Supplied material:
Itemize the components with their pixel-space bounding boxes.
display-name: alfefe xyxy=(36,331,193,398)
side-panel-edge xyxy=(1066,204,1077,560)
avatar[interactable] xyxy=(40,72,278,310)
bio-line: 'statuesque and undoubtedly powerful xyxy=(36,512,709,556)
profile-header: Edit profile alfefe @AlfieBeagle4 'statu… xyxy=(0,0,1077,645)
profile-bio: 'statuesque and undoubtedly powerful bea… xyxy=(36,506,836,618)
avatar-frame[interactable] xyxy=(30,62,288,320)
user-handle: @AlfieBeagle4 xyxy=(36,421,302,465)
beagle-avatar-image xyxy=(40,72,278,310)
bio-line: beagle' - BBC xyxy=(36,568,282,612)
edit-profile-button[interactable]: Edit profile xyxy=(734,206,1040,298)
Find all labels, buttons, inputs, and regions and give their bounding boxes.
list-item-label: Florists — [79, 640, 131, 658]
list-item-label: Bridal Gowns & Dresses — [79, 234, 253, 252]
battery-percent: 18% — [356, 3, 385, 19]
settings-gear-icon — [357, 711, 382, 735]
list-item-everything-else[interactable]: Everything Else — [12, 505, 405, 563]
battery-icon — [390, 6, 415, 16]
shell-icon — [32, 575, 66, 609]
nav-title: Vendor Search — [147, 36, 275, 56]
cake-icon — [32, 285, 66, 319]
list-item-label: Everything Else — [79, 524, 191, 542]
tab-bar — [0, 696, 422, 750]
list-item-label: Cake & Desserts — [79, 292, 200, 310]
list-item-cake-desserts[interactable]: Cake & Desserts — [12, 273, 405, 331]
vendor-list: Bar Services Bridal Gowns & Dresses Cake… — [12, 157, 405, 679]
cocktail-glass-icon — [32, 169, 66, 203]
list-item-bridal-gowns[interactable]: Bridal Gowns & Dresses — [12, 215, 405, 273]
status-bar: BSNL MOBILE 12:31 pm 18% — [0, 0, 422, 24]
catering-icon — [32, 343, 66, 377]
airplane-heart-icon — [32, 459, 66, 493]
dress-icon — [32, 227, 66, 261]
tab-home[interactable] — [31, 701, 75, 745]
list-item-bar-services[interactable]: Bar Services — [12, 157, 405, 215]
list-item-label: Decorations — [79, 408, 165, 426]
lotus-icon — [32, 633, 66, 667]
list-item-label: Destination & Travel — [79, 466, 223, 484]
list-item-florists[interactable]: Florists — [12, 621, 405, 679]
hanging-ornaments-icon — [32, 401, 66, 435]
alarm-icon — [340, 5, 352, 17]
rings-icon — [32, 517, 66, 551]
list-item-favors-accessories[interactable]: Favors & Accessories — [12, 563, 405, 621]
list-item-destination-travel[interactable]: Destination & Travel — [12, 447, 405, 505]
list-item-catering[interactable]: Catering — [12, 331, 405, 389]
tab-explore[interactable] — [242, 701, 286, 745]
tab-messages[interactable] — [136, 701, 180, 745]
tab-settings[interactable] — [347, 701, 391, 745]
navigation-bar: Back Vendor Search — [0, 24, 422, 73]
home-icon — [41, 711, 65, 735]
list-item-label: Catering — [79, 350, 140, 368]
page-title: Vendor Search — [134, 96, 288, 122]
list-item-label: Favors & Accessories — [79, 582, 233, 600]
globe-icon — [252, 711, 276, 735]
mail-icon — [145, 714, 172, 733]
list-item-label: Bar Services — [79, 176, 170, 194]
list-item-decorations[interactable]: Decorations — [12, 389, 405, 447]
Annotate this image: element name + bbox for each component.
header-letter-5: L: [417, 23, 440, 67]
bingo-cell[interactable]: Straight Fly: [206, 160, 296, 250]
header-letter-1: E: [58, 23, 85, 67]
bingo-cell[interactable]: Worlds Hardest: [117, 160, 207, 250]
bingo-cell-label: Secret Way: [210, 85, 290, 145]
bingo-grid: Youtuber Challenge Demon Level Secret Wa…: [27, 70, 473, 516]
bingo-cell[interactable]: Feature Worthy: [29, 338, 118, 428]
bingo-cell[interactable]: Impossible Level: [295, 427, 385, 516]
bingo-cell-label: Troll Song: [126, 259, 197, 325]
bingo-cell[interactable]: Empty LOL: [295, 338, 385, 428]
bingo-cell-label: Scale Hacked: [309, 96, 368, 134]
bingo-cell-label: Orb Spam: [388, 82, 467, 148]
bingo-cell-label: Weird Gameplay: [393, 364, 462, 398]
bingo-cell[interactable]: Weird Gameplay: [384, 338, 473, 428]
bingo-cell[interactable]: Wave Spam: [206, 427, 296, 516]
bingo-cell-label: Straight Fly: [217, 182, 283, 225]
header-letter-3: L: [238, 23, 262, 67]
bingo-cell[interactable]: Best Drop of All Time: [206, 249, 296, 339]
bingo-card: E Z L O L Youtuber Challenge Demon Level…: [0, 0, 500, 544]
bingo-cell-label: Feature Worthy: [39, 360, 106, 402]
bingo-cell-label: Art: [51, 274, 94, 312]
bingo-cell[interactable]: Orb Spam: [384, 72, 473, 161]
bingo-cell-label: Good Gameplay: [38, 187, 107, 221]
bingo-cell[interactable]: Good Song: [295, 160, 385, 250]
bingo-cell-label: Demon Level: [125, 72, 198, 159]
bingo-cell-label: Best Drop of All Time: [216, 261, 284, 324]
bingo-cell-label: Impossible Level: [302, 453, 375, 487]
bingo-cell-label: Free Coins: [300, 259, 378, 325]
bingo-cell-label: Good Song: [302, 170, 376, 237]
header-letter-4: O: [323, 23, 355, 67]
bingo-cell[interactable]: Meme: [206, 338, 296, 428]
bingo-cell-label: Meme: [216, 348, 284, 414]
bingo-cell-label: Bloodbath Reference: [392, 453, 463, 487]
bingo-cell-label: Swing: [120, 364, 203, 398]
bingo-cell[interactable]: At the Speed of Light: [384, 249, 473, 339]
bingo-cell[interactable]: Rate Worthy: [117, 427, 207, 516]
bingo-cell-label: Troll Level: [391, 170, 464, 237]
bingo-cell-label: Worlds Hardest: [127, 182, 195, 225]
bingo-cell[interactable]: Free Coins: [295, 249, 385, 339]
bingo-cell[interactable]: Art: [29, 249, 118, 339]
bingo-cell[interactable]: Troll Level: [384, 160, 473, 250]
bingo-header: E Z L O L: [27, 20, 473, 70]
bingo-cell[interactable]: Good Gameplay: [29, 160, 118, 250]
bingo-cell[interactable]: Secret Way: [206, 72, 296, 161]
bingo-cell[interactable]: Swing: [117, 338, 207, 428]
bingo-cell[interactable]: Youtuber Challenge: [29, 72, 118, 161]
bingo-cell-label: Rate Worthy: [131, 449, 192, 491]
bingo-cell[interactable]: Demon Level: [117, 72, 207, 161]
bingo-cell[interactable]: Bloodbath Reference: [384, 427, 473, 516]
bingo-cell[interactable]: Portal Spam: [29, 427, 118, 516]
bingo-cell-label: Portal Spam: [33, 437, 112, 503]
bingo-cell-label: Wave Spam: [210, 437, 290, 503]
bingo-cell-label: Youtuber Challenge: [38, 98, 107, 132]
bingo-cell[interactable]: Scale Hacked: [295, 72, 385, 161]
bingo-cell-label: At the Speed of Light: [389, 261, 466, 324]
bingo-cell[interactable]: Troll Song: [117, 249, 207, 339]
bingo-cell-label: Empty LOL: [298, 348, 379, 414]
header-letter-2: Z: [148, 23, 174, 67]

Prompt: Reproduce all of the records above without changing anything.

Exercise response:
Itemize the components with their pixel-space bounding boxes.
display-name: alfefe xyxy=(36,331,193,398)
side-panel-edge xyxy=(1066,204,1077,560)
avatar[interactable] xyxy=(40,72,278,310)
bio-line: 'statuesque and undoubtedly powerful xyxy=(36,512,709,556)
profile-header: Edit profile alfefe @AlfieBeagle4 'statu… xyxy=(0,0,1077,645)
profile-bio: 'statuesque and undoubtedly powerful bea… xyxy=(36,506,836,618)
avatar-frame[interactable] xyxy=(30,62,288,320)
user-handle: @AlfieBeagle4 xyxy=(36,421,302,465)
beagle-avatar-image xyxy=(40,72,278,310)
bio-line: beagle' - BBC xyxy=(36,568,282,612)
edit-profile-button[interactable]: Edit profile xyxy=(734,206,1040,298)
Find all labels, buttons, inputs, and regions and give their bounding boxes.
list-item-label: Florists — [79, 640, 131, 658]
list-item-label: Bridal Gowns & Dresses — [79, 234, 253, 252]
battery-percent: 18% — [356, 3, 385, 19]
settings-gear-icon — [357, 711, 382, 735]
list-item-everything-else[interactable]: Everything Else — [12, 505, 405, 563]
battery-icon — [390, 6, 415, 16]
shell-icon — [32, 575, 66, 609]
nav-title: Vendor Search — [147, 36, 275, 56]
cake-icon — [32, 285, 66, 319]
list-item-label: Everything Else — [79, 524, 191, 542]
tab-bar — [0, 696, 422, 750]
list-item-label: Cake & Desserts — [79, 292, 200, 310]
list-item-cake-desserts[interactable]: Cake & Desserts — [12, 273, 405, 331]
vendor-list: Bar Services Bridal Gowns & Dresses Cake… — [12, 157, 405, 679]
cocktail-glass-icon — [32, 169, 66, 203]
list-item-bridal-gowns[interactable]: Bridal Gowns & Dresses — [12, 215, 405, 273]
status-bar: BSNL MOBILE 12:31 pm 18% — [0, 0, 422, 24]
catering-icon — [32, 343, 66, 377]
airplane-heart-icon — [32, 459, 66, 493]
dress-icon — [32, 227, 66, 261]
tab-home[interactable] — [31, 701, 75, 745]
list-item-bar-services[interactable]: Bar Services — [12, 157, 405, 215]
list-item-label: Decorations — [79, 408, 165, 426]
lotus-icon — [32, 633, 66, 667]
list-item-label: Destination & Travel — [79, 466, 223, 484]
list-item-florists[interactable]: Florists — [12, 621, 405, 679]
hanging-ornaments-icon — [32, 401, 66, 435]
alarm-icon — [340, 5, 352, 17]
rings-icon — [32, 517, 66, 551]
list-item-favors-accessories[interactable]: Favors & Accessories — [12, 563, 405, 621]
list-item-destination-travel[interactable]: Destination & Travel — [12, 447, 405, 505]
list-item-catering[interactable]: Catering — [12, 331, 405, 389]
tab-explore[interactable] — [242, 701, 286, 745]
tab-messages[interactable] — [136, 701, 180, 745]
tab-settings[interactable] — [347, 701, 391, 745]
navigation-bar: Back Vendor Search — [0, 24, 422, 73]
home-icon — [41, 711, 65, 735]
list-item-label: Catering — [79, 350, 140, 368]
page-title: Vendor Search — [134, 96, 288, 122]
list-item-label: Favors & Accessories — [79, 582, 233, 600]
globe-icon — [252, 711, 276, 735]
mail-icon — [145, 714, 172, 733]
list-item-label: Bar Services — [79, 176, 170, 194]
list-item-decorations[interactable]: Decorations — [12, 389, 405, 447]
Annotate this image: element name + bbox for each component.
header-letter-5: L: [417, 23, 440, 67]
bingo-cell[interactable]: Straight Fly: [206, 160, 296, 250]
header-letter-1: E: [58, 23, 85, 67]
bingo-cell[interactable]: Worlds Hardest: [117, 160, 207, 250]
bingo-cell-label: Secret Way: [210, 85, 290, 145]
bingo-grid: Youtuber Challenge Demon Level Secret Wa…: [27, 70, 473, 516]
bingo-cell[interactable]: Feature Worthy: [29, 338, 118, 428]
bingo-cell[interactable]: Impossible Level: [295, 427, 385, 516]
bingo-cell-label: Troll Song: [126, 259, 197, 325]
bingo-cell[interactable]: Empty LOL: [295, 338, 385, 428]
bingo-cell-label: Scale Hacked: [309, 96, 368, 134]
bingo-cell-label: Orb Spam: [388, 82, 467, 148]
bingo-cell-label: Weird Gameplay: [393, 364, 462, 398]
bingo-cell[interactable]: Weird Gameplay: [384, 338, 473, 428]
bingo-cell[interactable]: Wave Spam: [206, 427, 296, 516]
bingo-cell-label: Straight Fly: [217, 182, 283, 225]
header-letter-3: L: [238, 23, 262, 67]
bingo-cell[interactable]: Best Drop of All Time: [206, 249, 296, 339]
bingo-card: E Z L O L Youtuber Challenge Demon Level…: [0, 0, 500, 544]
bingo-cell-label: Feature Worthy: [39, 360, 106, 402]
bingo-cell-label: Art: [51, 274, 94, 312]
bingo-cell[interactable]: Orb Spam: [384, 72, 473, 161]
bingo-cell-label: Good Gameplay: [38, 187, 107, 221]
bingo-cell[interactable]: Good Song: [295, 160, 385, 250]
bingo-cell-label: Demon Level: [125, 72, 198, 159]
bingo-cell-label: Best Drop of All Time: [216, 261, 284, 324]
bingo-cell-label: Impossible Level: [302, 453, 375, 487]
bingo-cell-label: Free Coins: [300, 259, 378, 325]
bingo-cell-label: Good Song: [302, 170, 376, 237]
header-letter-4: O: [323, 23, 355, 67]
bingo-cell[interactable]: Meme: [206, 338, 296, 428]
bingo-cell-label: Meme: [216, 348, 284, 414]
bingo-cell-label: Bloodbath Reference: [392, 453, 463, 487]
bingo-cell-label: Swing: [120, 364, 203, 398]
bingo-cell[interactable]: At the Speed of Light: [384, 249, 473, 339]
bingo-cell[interactable]: Rate Worthy: [117, 427, 207, 516]
bingo-cell-label: Troll Level: [391, 170, 464, 237]
bingo-cell-label: Worlds Hardest: [127, 182, 195, 225]
bingo-cell[interactable]: Free Coins: [295, 249, 385, 339]
bingo-cell[interactable]: Art: [29, 249, 118, 339]
bingo-cell[interactable]: Troll Level: [384, 160, 473, 250]
bingo-header: E Z L O L: [27, 20, 473, 70]
bingo-cell[interactable]: Good Gameplay: [29, 160, 118, 250]
bingo-cell[interactable]: Secret Way: [206, 72, 296, 161]
bingo-cell[interactable]: Swing: [117, 338, 207, 428]
bingo-cell[interactable]: Youtuber Challenge: [29, 72, 118, 161]
bingo-cell-label: Rate Worthy: [131, 449, 192, 491]
bingo-cell[interactable]: Demon Level: [117, 72, 207, 161]
bingo-cell[interactable]: Bloodbath Reference: [384, 427, 473, 516]
bingo-cell[interactable]: Portal Spam: [29, 427, 118, 516]
bingo-cell-label: Portal Spam: [33, 437, 112, 503]
bingo-cell-label: Wave Spam: [210, 437, 290, 503]
bingo-cell-label: Youtuber Challenge: [38, 98, 107, 132]
bingo-cell[interactable]: Scale Hacked: [295, 72, 385, 161]
bingo-cell-label: At the Speed of Light: [389, 261, 466, 324]
bingo-cell[interactable]: Troll Song: [117, 249, 207, 339]
bingo-cell-label: Empty LOL: [298, 348, 379, 414]
header-letter-2: Z: [148, 23, 174, 67]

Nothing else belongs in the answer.